• [Stated task] Present the data once more in exactly its original form.

## BEGIN Input for this task

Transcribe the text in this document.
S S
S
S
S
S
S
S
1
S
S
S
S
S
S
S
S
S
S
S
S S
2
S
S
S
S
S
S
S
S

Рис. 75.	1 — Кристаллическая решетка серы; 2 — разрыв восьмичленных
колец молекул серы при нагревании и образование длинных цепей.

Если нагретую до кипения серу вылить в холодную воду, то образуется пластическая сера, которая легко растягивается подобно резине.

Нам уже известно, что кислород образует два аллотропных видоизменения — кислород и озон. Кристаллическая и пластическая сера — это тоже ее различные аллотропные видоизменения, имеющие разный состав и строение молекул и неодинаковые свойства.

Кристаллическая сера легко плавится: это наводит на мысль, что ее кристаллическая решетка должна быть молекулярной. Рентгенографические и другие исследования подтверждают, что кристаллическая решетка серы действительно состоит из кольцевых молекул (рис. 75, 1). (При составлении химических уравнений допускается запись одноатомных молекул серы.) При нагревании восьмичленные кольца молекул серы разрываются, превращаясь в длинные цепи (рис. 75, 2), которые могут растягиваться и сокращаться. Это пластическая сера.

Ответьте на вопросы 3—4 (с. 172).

## END Input for this task

• [Completed task]
Transcribe the text in this document.
S S
S
S
S
S
S
S
1
S
S
S
S
S
S
S
S
S
S
S
S S
2
S
S
S
S
S
S
S
S

Рис. 75.	1 — Кристаллическая решетка серы; 2 — разрыв восьмичленных
колец молекул серы при нагревании и образование длинных цепей.

Если нагретую до кипения серу вылить в холодную воду, то образуется пластическая сера, которая легко растягивается подобно резине.

Нам уже известно, что кислород образует два аллотропных видоизменения — кислород и озон. Кристаллическая и пластическая сера — это тоже ее различные аллотропные видоизменения, имеющие разный состав и строение молекул и неодинаковые свойства.

Кристаллическая сера легко плавится: это наводит на мысль, что ее кристаллическая решетка должна быть молекулярной. Рентгенографические и другие исследования подтверждают, что кристаллическая решетка серы действительно состоит из кольцевых молекул (рис. 75, 1). (При составлении химических уравнений допускается запись одноатомных молекул серы.) При нагревании восьмичленные кольца молекул серы разрываются, превращаясь в длинные цепи (рис. 75, 2), которые могут растягиваться и сокращаться. Это пластическая сера.

Ответьте на вопросы 3—4 (с. 172).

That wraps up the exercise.